Data items:
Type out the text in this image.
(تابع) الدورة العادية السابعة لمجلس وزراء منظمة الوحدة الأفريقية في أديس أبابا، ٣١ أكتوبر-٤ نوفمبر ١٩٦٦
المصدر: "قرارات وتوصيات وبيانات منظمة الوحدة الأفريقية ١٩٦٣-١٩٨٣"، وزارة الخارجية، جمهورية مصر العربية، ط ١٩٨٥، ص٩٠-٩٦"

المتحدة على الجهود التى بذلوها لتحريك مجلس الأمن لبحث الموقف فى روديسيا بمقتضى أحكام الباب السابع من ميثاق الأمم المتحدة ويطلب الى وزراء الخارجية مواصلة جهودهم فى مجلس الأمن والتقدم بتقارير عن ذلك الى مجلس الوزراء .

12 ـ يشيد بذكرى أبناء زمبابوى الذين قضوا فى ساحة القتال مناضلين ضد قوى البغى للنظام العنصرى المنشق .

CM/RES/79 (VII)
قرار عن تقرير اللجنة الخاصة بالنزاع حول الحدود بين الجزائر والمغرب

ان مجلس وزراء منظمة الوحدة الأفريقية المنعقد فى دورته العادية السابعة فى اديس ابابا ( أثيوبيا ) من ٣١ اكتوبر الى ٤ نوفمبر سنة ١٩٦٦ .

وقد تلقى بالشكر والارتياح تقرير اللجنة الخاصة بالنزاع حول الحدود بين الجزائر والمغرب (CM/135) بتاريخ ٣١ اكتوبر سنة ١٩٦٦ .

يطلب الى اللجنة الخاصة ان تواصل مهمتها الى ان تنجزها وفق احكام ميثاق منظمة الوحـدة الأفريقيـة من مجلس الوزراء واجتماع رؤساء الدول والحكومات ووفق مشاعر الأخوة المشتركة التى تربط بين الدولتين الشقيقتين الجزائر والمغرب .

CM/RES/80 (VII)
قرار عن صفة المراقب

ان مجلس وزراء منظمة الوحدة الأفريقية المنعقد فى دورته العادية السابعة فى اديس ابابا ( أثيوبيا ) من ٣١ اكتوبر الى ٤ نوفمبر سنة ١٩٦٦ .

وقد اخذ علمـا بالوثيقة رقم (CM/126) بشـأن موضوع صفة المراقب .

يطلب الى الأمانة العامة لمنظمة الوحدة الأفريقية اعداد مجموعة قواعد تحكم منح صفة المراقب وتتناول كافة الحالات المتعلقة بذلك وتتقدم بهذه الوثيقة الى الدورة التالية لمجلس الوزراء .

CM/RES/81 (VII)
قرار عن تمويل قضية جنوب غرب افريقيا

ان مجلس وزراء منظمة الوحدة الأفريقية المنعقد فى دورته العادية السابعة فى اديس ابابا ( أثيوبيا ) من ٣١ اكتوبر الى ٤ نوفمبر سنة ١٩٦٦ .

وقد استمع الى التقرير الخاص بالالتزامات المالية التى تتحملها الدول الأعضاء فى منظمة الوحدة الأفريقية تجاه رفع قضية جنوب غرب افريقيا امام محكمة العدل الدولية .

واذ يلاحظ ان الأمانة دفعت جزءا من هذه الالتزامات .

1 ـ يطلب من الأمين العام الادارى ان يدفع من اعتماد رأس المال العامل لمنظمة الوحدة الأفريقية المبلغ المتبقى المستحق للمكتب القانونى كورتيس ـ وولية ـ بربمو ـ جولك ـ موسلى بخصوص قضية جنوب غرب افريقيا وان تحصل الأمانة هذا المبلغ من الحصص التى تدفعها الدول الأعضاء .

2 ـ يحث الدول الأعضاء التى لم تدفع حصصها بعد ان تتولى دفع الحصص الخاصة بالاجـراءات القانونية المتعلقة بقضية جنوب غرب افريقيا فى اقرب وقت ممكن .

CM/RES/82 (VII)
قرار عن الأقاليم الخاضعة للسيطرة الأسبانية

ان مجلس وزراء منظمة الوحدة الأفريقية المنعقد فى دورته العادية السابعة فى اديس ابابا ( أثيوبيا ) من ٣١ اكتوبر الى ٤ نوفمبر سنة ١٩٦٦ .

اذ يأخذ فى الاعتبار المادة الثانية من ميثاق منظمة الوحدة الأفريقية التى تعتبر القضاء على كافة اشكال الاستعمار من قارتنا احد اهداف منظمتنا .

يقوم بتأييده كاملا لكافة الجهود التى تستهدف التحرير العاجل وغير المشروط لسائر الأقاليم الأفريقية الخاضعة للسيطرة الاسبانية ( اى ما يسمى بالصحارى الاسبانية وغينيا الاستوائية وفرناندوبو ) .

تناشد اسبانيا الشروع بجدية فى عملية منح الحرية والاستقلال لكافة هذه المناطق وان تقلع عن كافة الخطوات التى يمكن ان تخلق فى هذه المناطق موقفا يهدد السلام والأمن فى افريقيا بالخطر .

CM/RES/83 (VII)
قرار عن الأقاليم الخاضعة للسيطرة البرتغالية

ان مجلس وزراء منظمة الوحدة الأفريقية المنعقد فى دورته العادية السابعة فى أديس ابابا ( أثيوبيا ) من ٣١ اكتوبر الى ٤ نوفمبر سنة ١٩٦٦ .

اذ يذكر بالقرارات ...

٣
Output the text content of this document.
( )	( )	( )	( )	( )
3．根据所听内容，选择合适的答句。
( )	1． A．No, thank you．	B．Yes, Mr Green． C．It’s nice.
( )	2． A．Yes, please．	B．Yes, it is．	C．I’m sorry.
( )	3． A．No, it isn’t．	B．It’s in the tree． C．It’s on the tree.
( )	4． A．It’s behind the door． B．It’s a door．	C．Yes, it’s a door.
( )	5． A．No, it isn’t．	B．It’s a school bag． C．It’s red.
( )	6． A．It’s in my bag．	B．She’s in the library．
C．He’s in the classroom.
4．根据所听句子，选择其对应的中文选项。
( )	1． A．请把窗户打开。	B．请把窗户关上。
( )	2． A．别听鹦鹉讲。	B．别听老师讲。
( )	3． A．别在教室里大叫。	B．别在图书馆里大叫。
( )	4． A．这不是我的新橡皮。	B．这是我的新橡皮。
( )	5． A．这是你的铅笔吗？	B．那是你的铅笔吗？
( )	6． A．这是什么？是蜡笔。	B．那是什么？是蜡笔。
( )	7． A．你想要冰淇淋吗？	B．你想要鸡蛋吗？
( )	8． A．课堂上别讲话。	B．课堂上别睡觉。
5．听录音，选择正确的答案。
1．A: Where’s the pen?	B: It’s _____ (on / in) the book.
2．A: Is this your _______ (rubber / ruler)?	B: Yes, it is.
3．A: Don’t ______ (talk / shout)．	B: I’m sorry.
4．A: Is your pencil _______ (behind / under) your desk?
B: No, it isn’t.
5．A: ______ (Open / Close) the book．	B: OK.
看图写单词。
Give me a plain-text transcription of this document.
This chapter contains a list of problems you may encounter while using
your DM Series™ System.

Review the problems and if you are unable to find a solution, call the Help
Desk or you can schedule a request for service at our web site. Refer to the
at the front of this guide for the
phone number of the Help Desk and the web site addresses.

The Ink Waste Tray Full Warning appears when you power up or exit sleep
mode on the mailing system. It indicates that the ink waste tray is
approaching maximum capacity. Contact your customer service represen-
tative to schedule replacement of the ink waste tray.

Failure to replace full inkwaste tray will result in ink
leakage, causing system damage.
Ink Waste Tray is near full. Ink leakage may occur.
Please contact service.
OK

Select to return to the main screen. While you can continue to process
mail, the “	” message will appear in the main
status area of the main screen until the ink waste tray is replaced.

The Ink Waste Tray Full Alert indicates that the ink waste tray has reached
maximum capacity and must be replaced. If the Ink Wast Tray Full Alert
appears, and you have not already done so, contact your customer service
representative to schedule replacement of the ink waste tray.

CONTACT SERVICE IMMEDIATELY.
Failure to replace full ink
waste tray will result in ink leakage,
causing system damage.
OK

Your task -
Output the whole listing above again, word for word.

Answer below -
Type out the text in this image.
(تابع) الدورة العادية السابعة لمجلس وزراء منظمة الوحدة الأفريقية في أديس أبابا، ٣١ أكتوبر-٤ نوفمبر ١٩٦٦
المصدر: "قرارات وتوصيات وبيانات منظمة الوحدة الأفريقية ١٩٦٣-١٩٨٣"، وزارة الخارجية، جمهورية مصر العربية، ط ١٩٨٥، ص٩٠-٩٦"

المتحدة على الجهود التى بذلوها لتحريك مجلس الأمن لبحث الموقف فى روديسيا بمقتضى أحكام الباب السابع من ميثاق الأمم المتحدة ويطلب الى وزراء الخارجية مواصلة جهودهم فى مجلس الأمن والتقدم بتقارير عن ذلك الى مجلس الوزراء .

12 ـ يشيد بذكرى أبناء زمبابوى الذين قضوا فى ساحة القتال مناضلين ضد قوى البغى للنظام العنصرى المنشق .

CM/RES/79 (VII)
قرار عن تقرير اللجنة الخاصة بالنزاع حول الحدود بين الجزائر والمغرب

ان مجلس وزراء منظمة الوحدة الأفريقية المنعقد فى دورته العادية السابعة فى اديس ابابا ( أثيوبيا ) من ٣١ اكتوبر الى ٤ نوفمبر سنة ١٩٦٦ .

وقد تلقى بالشكر والارتياح تقرير اللجنة الخاصة بالنزاع حول الحدود بين الجزائر والمغرب (CM/135) بتاريخ ٣١ اكتوبر سنة ١٩٦٦ .

يطلب الى اللجنة الخاصة ان تواصل مهمتها الى ان تنجزها وفق احكام ميثاق منظمة الوحـدة الأفريقيـة من مجلس الوزراء واجتماع رؤساء الدول والحكومات ووفق مشاعر الأخوة المشتركة التى تربط بين الدولتين الشقيقتين الجزائر والمغرب .

CM/RES/80 (VII)
قرار عن صفة المراقب

ان مجلس وزراء منظمة الوحدة الأفريقية المنعقد فى دورته العادية السابعة فى اديس ابابا ( أثيوبيا ) من ٣١ اكتوبر الى ٤ نوفمبر سنة ١٩٦٦ .

وقد اخذ علمـا بالوثيقة رقم (CM/126) بشـأن موضوع صفة المراقب .

يطلب الى الأمانة العامة لمنظمة الوحدة الأفريقية اعداد مجموعة قواعد تحكم منح صفة المراقب وتتناول كافة الحالات المتعلقة بذلك وتتقدم بهذه الوثيقة الى الدورة التالية لمجلس الوزراء .

CM/RES/81 (VII)
قرار عن تمويل قضية جنوب غرب افريقيا

ان مجلس وزراء منظمة الوحدة الأفريقية المنعقد فى دورته العادية السابعة فى اديس ابابا ( أثيوبيا ) من ٣١ اكتوبر الى ٤ نوفمبر سنة ١٩٦٦ .

وقد استمع الى التقرير الخاص بالالتزامات المالية التى تتحملها الدول الأعضاء فى منظمة الوحدة الأفريقية تجاه رفع قضية جنوب غرب افريقيا امام محكمة العدل الدولية .

واذ يلاحظ ان الأمانة دفعت جزءا من هذه الالتزامات .

1 ـ يطلب من الأمين العام الادارى ان يدفع من اعتماد رأس المال العامل لمنظمة الوحدة الأفريقية المبلغ المتبقى المستحق للمكتب القانونى كورتيس ـ وولية ـ بربمو ـ جولك ـ موسلى بخصوص قضية جنوب غرب افريقيا وان تحصل الأمانة هذا المبلغ من الحصص التى تدفعها الدول الأعضاء .

2 ـ يحث الدول الأعضاء التى لم تدفع حصصها بعد ان تتولى دفع الحصص الخاصة بالاجـراءات القانونية المتعلقة بقضية جنوب غرب افريقيا فى اقرب وقت ممكن .

CM/RES/82 (VII)
قرار عن الأقاليم الخاضعة للسيطرة الأسبانية

ان مجلس وزراء منظمة الوحدة الأفريقية المنعقد فى دورته العادية السابعة فى اديس ابابا ( أثيوبيا ) من ٣١ اكتوبر الى ٤ نوفمبر سنة ١٩٦٦ .

اذ يأخذ فى الاعتبار المادة الثانية من ميثاق منظمة الوحدة الأفريقية التى تعتبر القضاء على كافة اشكال الاستعمار من قارتنا احد اهداف منظمتنا .

يقوم بتأييده كاملا لكافة الجهود التى تستهدف التحرير العاجل وغير المشروط لسائر الأقاليم الأفريقية الخاضعة للسيطرة الاسبانية ( اى ما يسمى بالصحارى الاسبانية وغينيا الاستوائية وفرناندوبو ) .

تناشد اسبانيا الشروع بجدية فى عملية منح الحرية والاستقلال لكافة هذه المناطق وان تقلع عن كافة الخطوات التى يمكن ان تخلق فى هذه المناطق موقفا يهدد السلام والأمن فى افريقيا بالخطر .

CM/RES/83 (VII)
قرار عن الأقاليم الخاضعة للسيطرة البرتغالية

ان مجلس وزراء منظمة الوحدة الأفريقية المنعقد فى دورته العادية السابعة فى أديس ابابا ( أثيوبيا ) من ٣١ اكتوبر الى ٤ نوفمبر سنة ١٩٦٦ .

اذ يذكر بالقرارات ...

٣
Output the text content of this document.
( )	( )	( )	( )	( )
3．根据所听内容，选择合适的答句。
( )	1． A．No, thank you．	B．Yes, Mr Green． C．It’s nice.
( )	2． A．Yes, please．	B．Yes, it is．	C．I’m sorry.
( )	3． A．No, it isn’t．	B．It’s in the tree． C．It’s on the tree.
( )	4． A．It’s behind the door． B．It’s a door．	C．Yes, it’s a door.
( )	5． A．No, it isn’t．	B．It’s a school bag． C．It’s red.
( )	6． A．It’s in my bag．	B．She’s in the library．
C．He’s in the classroom.
4．根据所听句子，选择其对应的中文选项。
( )	1． A．请把窗户打开。	B．请把窗户关上。
( )	2． A．别听鹦鹉讲。	B．别听老师讲。
( )	3． A．别在教室里大叫。	B．别在图书馆里大叫。
( )	4． A．这不是我的新橡皮。	B．这是我的新橡皮。
( )	5． A．这是你的铅笔吗？	B．那是你的铅笔吗？
( )	6． A．这是什么？是蜡笔。	B．那是什么？是蜡笔。
( )	7． A．你想要冰淇淋吗？	B．你想要鸡蛋吗？
( )	8． A．课堂上别讲话。	B．课堂上别睡觉。
5．听录音，选择正确的答案。
1．A: Where’s the pen?	B: It’s _____ (on / in) the book.
2．A: Is this your _______ (rubber / ruler)?	B: Yes, it is.
3．A: Don’t ______ (talk / shout)．	B: I’m sorry.
4．A: Is your pencil _______ (behind / under) your desk?
B: No, it isn’t.
5．A: ______ (Open / Close) the book．	B: OK.
看图写单词。
Give me a plain-text transcription of this document.
This chapter contains a list of problems you may encounter while using
your DM Series™ System.

Review the problems and if you are unable to find a solution, call the Help
Desk or you can schedule a request for service at our web site. Refer to the
at the front of this guide for the
phone number of the Help Desk and the web site addresses.

The Ink Waste Tray Full Warning appears when you power up or exit sleep
mode on the mailing system. It indicates that the ink waste tray is
approaching maximum capacity. Contact your customer service represen-
tative to schedule replacement of the ink waste tray.

Failure to replace full inkwaste tray will result in ink
leakage, causing system damage.
Ink Waste Tray is near full. Ink leakage may occur.
Please contact service.
OK

Select to return to the main screen. While you can continue to process
mail, the “	” message will appear in the main
status area of the main screen until the ink waste tray is replaced.

The Ink Waste Tray Full Alert indicates that the ink waste tray has reached
maximum capacity and must be replaced. If the Ink Wast Tray Full Alert
appears, and you have not already done so, contact your customer service
representative to schedule replacement of the ink waste tray.

CONTACT SERVICE IMMEDIATELY.
Failure to replace full ink
waste tray will result in ink leakage,
causing system damage.
OK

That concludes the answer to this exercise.